### Given information
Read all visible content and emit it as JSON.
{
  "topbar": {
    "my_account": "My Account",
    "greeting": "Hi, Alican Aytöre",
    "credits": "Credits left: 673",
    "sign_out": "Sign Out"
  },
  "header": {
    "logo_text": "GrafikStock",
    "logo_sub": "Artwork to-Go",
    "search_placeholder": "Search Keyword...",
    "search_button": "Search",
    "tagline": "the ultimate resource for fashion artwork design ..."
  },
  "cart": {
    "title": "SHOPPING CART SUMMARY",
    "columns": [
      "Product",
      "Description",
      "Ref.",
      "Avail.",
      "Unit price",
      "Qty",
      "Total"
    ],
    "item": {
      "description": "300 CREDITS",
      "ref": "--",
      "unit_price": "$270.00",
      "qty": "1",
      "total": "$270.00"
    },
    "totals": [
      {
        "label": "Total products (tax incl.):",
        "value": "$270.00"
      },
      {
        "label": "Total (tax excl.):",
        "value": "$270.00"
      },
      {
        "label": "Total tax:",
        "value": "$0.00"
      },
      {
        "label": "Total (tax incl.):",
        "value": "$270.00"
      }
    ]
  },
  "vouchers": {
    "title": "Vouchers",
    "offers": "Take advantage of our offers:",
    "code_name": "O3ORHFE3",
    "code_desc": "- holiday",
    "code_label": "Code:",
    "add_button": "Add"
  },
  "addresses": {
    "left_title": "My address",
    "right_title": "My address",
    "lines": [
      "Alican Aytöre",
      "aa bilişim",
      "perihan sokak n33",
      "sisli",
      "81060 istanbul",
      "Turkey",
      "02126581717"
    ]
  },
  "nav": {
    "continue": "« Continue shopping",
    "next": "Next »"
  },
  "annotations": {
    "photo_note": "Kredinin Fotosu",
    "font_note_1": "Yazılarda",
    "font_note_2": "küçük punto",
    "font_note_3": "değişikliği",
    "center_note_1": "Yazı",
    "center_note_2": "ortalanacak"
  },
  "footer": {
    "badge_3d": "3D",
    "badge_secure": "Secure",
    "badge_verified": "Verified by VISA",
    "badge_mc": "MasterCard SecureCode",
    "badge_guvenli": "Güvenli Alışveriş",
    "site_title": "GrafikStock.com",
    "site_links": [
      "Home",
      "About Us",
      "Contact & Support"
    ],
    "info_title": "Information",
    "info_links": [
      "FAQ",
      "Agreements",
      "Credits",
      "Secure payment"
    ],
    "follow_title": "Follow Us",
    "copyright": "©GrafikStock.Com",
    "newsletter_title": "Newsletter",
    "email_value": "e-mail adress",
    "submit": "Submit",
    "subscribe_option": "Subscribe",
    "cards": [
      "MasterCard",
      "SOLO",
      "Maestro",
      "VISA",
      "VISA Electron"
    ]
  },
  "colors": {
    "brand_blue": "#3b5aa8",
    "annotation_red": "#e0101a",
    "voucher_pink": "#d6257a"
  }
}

### Given instruction
State how many lines above contain the string "GrafikStock", with no other words.

### Problem solution
3